JAKARTA, PORNUS – Menteri Agraria dan Tata Ruang/Kepala Badan Pertanahan Nasional (ATR/BPN) Nusron Wahid menegaskan pentingnya kepastian waktu penyelesaian layanan pertanahan sebagai bentuk komitmen peningkatan kualitas pelayanan publik.

Penegasan tersebut disampaikan Nusron saat memberikan pembinaan kepada seluruh Kantor Pertanahan di lingkungan Kantor Wilayah (Kanwil) BPN Provinsi DKI Jakarta, yang digelar di Kantor Pertanahan Kota Administrasi Jakarta Timur, Selasa (13/1/2026).

Dalam kegiatan tersebut, Kantor Pertanahan Kota Administrasi Jakarta Pusat turut hadir bersama seluruh Kantor Pertanahan se-DKI Jakarta.

Menurut Nusron, kepastian waktu penyelesaian layanan menjadi aspek krusial dalam membangun kepercayaan masyarakat terhadap pelayanan pertanahan. Ia menilai, pelayanan yang cepat, jelas, dan terukur merupakan indikator utama reformasi birokrasi di sektor agraria.

“Setiap proses layanan pertanahan harus memiliki kepastian waktu. Masyarakat harus tahu kapan urusannya selesai. Ini adalah bentuk tanggung jawab negara kepada rakyat,” ujar Nusron dalam arahannya.

Pembinaan tersebut merupakan bagian dari upaya Kementerian ATR/BPN untuk memperkuat kinerja organisasi sekaligus mendorong perbaikan berkelanjutan dalam penyelenggaraan layanan pertanahan. Nusron juga mengingatkan seluruh jajaran agar terus menjaga profesionalisme, transparansi, serta integritas dalam menjalankan tugas.

Kegiatan ini dihadiri oleh Kepala Kanwil BPN Provinsi DKI Jakarta, Erry Juliani Pasoreh, para pejabat administrator, serta seluruh Kepala Kantor Pertanahan di wilayah Provinsi DKI Jakarta.

Erry Juliani Pasoreh menyatakan bahwa pembinaan dari Menteri ATR/BPN menjadi penguatan moral dan arah kebijakan bagi seluruh jajaran pertanahan di DKI Jakarta dalam meningkatkan kualitas pelayanan kepada masyarakat.

“Arahan Bapak Menteri menjadi pedoman bagi kami untuk terus meningkatkan kinerja, khususnya dalam memberikan layanan pertanahan yang memberikan kepastian hukum dan kepastian waktu,” kata Erry.

◇ ◇ ◇ ◇

*Daftar Pertanyaan:*
[1] Jawablah pertanyaan berikut berdasarkan teks dokumen tentang pembinaan layanan pertanahan.
(a) Di kantor mana pembinaan oleh Menteri ATR/BPN digelar?
(b) Menurut Nusron, pelayanan seperti apa yang merupakan indikator utama reformasi birokrasi di sektor agraria?
(c) Siapa Kepala Kanwil BPN Provinsi DKI Jakarta yang hadir dalam kegiatan tersebut?
[2] Sebutkan semua hal yang menurut teks dokumen diingatkan Nusron agar terus dijaga oleh seluruh jajaran dalam menjalankan tugas.

◇ ◇ ◇ ◇

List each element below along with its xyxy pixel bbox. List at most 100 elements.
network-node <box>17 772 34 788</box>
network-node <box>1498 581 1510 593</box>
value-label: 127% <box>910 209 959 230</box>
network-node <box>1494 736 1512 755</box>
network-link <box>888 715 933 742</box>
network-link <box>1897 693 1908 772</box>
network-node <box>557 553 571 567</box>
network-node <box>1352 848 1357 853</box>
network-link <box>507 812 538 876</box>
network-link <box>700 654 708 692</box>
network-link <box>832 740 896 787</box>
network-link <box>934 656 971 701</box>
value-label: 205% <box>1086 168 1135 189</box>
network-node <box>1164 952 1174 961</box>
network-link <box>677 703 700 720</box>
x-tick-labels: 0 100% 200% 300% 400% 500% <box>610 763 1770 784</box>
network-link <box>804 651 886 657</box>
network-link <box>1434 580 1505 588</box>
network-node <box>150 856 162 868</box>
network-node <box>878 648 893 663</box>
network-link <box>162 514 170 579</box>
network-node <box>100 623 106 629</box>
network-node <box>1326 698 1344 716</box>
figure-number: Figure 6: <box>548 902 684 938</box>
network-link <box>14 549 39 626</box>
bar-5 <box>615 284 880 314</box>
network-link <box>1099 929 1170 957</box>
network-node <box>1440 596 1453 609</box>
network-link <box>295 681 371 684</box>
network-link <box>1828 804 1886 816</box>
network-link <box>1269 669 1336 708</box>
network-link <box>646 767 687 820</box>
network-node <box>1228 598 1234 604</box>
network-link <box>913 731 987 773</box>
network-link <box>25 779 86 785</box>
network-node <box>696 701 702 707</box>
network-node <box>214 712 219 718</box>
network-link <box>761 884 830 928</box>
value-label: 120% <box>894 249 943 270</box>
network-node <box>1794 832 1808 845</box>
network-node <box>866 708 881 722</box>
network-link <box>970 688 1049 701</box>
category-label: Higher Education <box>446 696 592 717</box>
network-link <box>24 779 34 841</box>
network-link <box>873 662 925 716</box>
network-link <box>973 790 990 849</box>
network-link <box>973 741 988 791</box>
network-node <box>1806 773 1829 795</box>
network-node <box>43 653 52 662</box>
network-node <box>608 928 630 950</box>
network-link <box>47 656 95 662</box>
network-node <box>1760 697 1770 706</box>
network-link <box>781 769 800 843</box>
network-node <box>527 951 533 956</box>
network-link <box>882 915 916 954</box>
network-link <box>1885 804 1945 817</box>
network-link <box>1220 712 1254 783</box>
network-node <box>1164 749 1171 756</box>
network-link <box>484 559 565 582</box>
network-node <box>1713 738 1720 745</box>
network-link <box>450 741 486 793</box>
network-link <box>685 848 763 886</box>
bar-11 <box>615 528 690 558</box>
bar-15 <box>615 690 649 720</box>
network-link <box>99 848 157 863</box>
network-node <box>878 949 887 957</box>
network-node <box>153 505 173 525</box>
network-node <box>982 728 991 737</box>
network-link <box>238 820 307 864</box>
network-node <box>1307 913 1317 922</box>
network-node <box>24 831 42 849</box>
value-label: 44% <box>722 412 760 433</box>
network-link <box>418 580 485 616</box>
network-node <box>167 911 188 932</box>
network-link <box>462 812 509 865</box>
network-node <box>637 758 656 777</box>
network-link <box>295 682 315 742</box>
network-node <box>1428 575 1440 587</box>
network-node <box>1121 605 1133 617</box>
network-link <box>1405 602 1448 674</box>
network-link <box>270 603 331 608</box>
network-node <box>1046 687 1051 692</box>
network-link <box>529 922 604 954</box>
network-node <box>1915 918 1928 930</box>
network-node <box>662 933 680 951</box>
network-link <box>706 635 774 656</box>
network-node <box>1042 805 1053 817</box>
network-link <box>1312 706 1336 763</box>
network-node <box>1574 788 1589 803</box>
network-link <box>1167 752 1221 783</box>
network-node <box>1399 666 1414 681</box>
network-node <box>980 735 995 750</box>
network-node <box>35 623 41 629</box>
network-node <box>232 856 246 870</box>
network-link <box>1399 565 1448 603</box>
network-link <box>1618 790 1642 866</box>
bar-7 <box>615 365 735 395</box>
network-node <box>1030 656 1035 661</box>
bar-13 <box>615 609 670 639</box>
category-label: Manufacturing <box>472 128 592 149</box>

◇ ◇ ◇ ◇

*Jawaban Tugas:*
[1]
(a) Kantor Pertanahan Kota Administrasi Jakarta Timur.
(b) Pelayanan yang cepat, jelas, dan terukur.
(c) Erry Juliani Pasoreh.

[2] Profesionalisme, transparansi, dan integritas.